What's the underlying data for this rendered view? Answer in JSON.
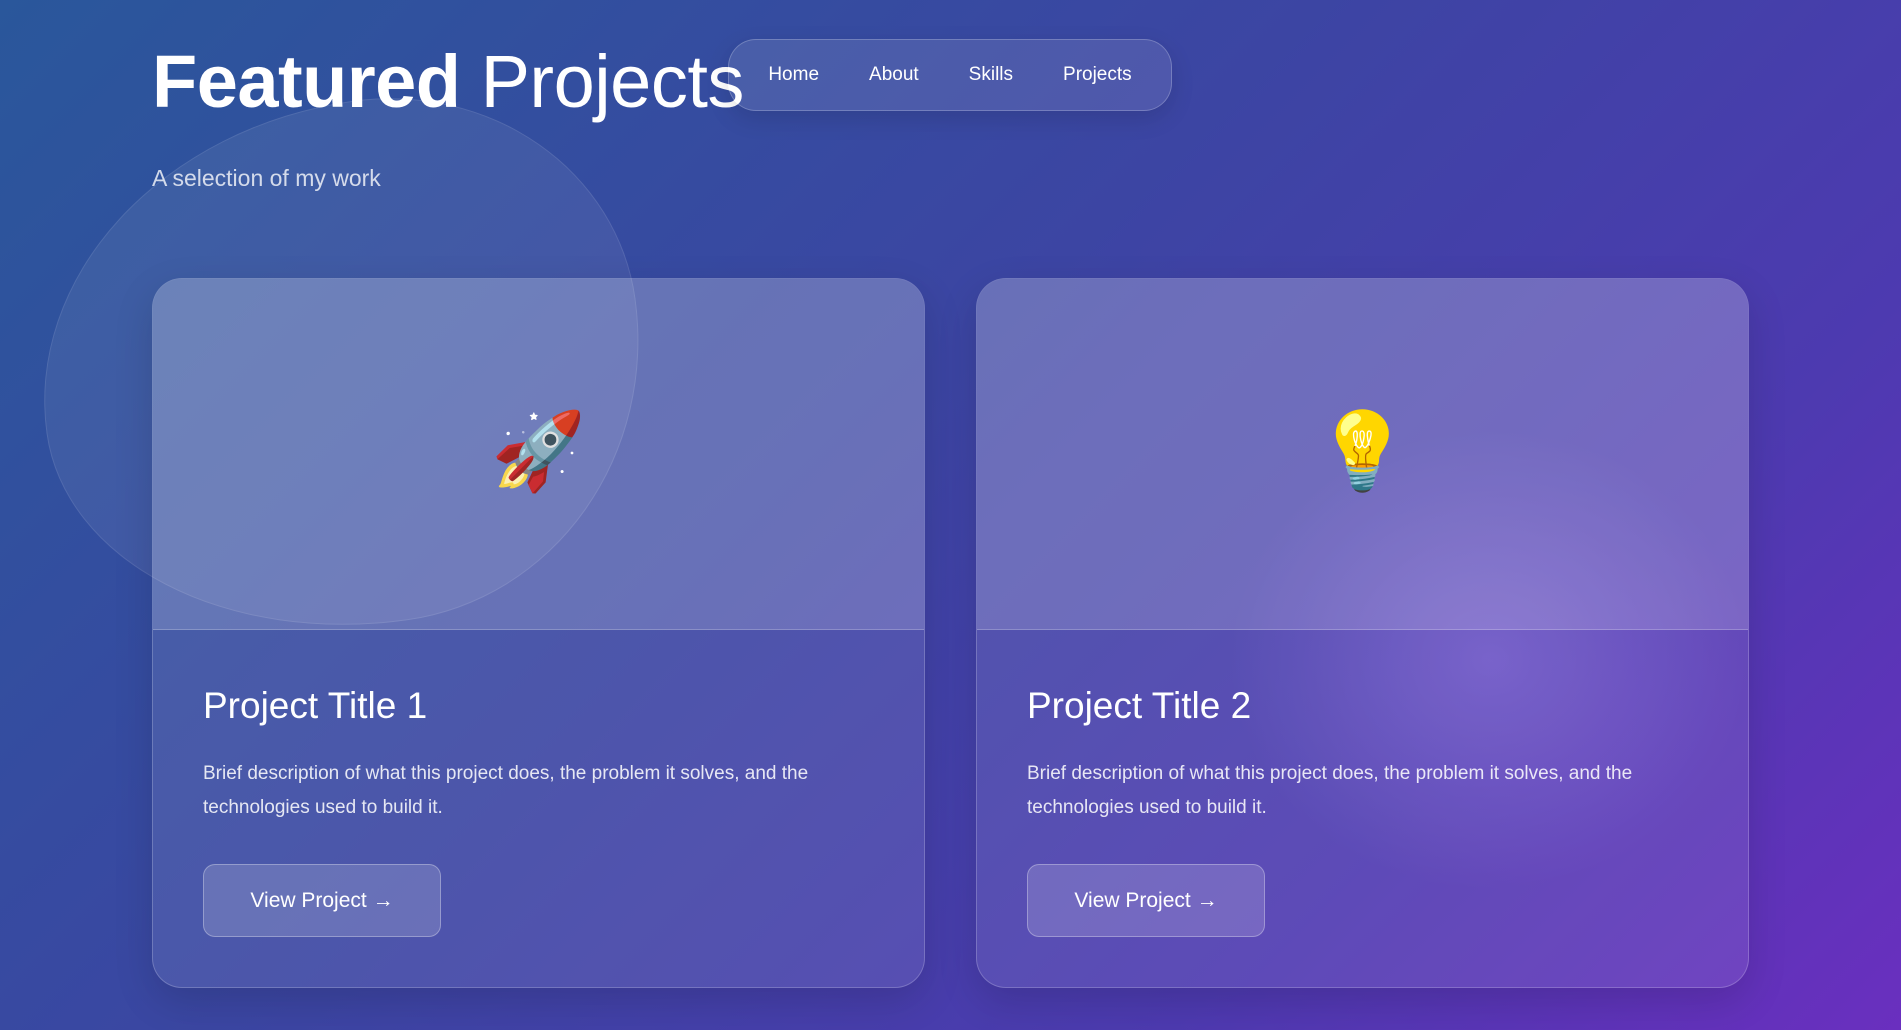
{
  "header": {
    "title_bold": "Featured",
    "title_light": "Projects",
    "subtitle": "A selection of my work"
  },
  "nav": {
    "items": [
      {
        "label": "Home"
      },
      {
        "label": "About"
      },
      {
        "label": "Skills"
      },
      {
        "label": "Projects"
      }
    ]
  },
  "projects": [
    {
      "icon": "🚀",
      "icon_name": "rocket-icon",
      "title": "Project Title 1",
      "description": "Brief description of what this project does, the problem it solves, and the technologies used to build it.",
      "button_label": "View Project →"
    },
    {
      "icon": "💡",
      "icon_name": "lightbulb-icon",
      "title": "Project Title 2",
      "description": "Brief description of what this project does, the problem it solves, and the technologies used to build it.",
      "button_label": "View Project →"
    }
  ],
  "colors": {
    "background_start": "#2a579b",
    "background_end": "#6a2fbf",
    "text": "#ffffff"
  }
}
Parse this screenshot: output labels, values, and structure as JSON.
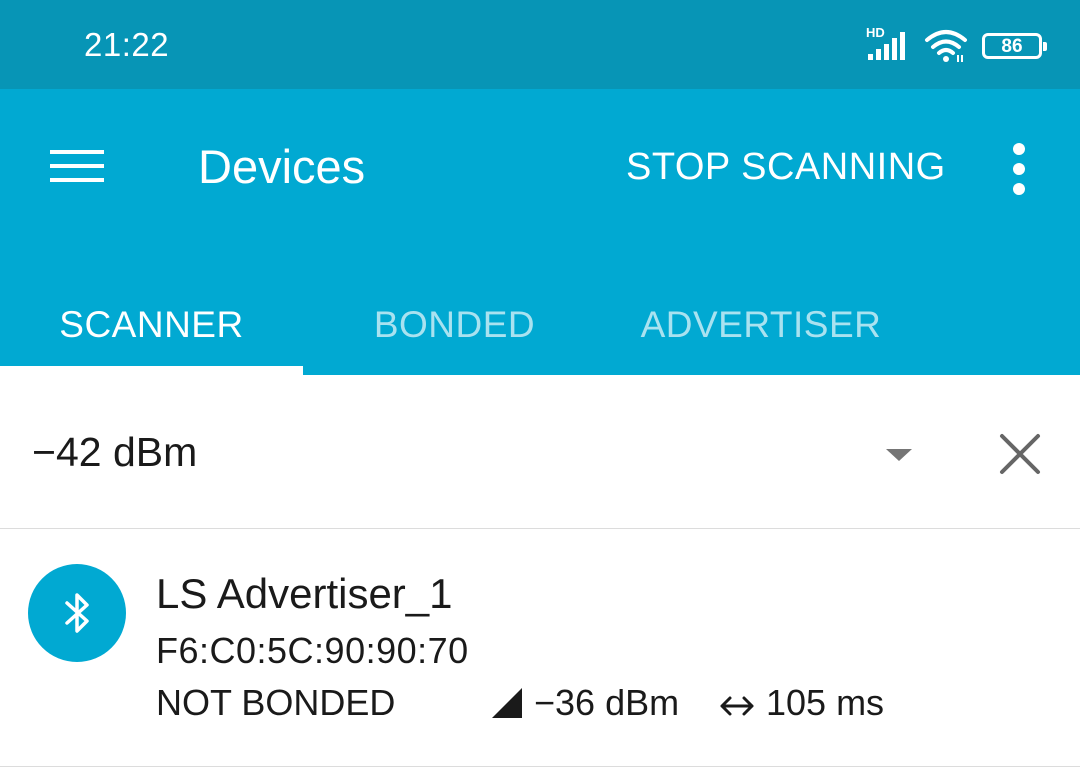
{
  "status_bar": {
    "time": "21:22",
    "network_label": "HD",
    "battery_level": "86",
    "icons": [
      "signal-icon",
      "wifi-icon",
      "battery-icon"
    ]
  },
  "app_bar": {
    "title": "Devices",
    "stop_scanning_label": "STOP SCANNING",
    "menu_icon": "hamburger-menu-icon",
    "overflow_icon": "more-vertical-icon"
  },
  "tabs": [
    {
      "label": "SCANNER",
      "active": true
    },
    {
      "label": "BONDED",
      "active": false
    },
    {
      "label": "ADVERTISER",
      "active": false
    }
  ],
  "filter": {
    "rssi_value": "−42 dBm",
    "dropdown_icon": "dropdown-arrow-icon",
    "clear_icon": "close-icon"
  },
  "devices": [
    {
      "name": "LS Advertiser_1",
      "address": "F6:C0:5C:90:90:70",
      "bond_state": "NOT BONDED",
      "rssi": "−36 dBm",
      "interval": "105 ms",
      "icon": "bluetooth-icon"
    }
  ],
  "colors": {
    "status_bar": "#0795b6",
    "primary": "#01a9d2",
    "inactive_tab": "#a9e2f0",
    "text": "#1a1a1a"
  }
}
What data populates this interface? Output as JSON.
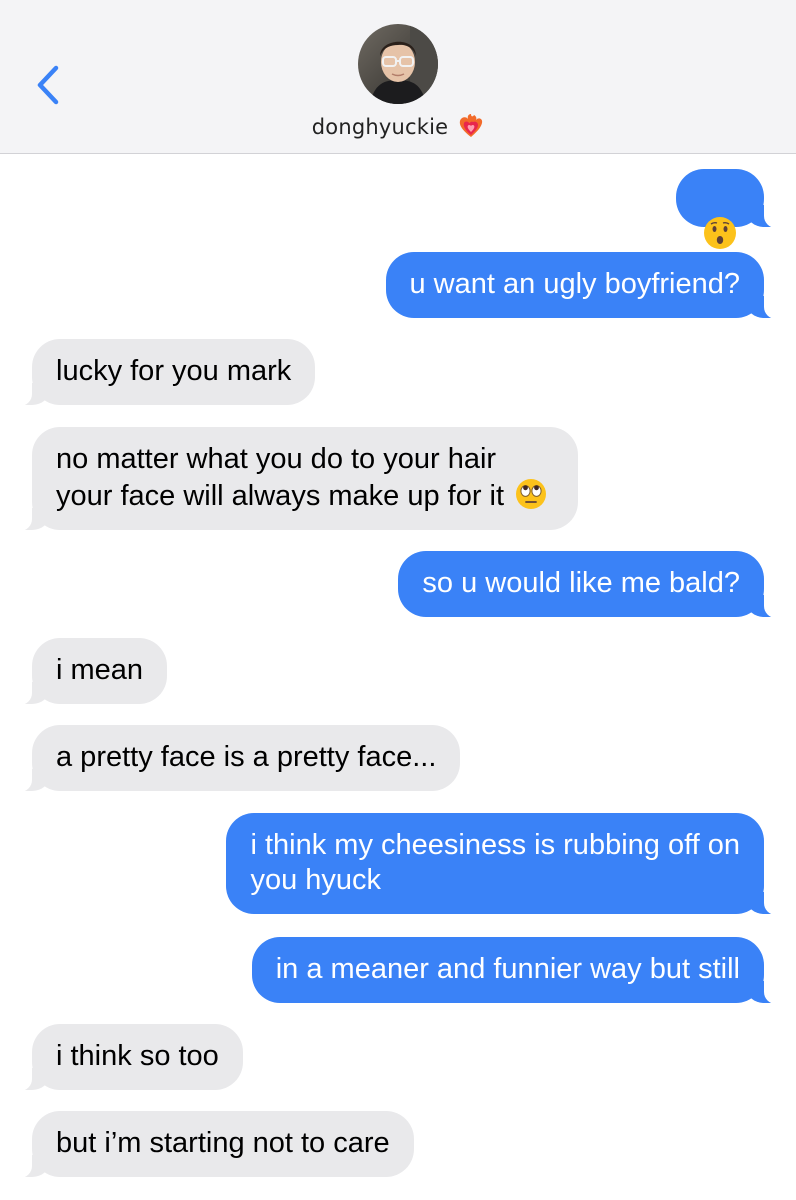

++++++

Exercise objective: What is the number of lines that hold the string "data"? Reply with that number alone.

Task response: 2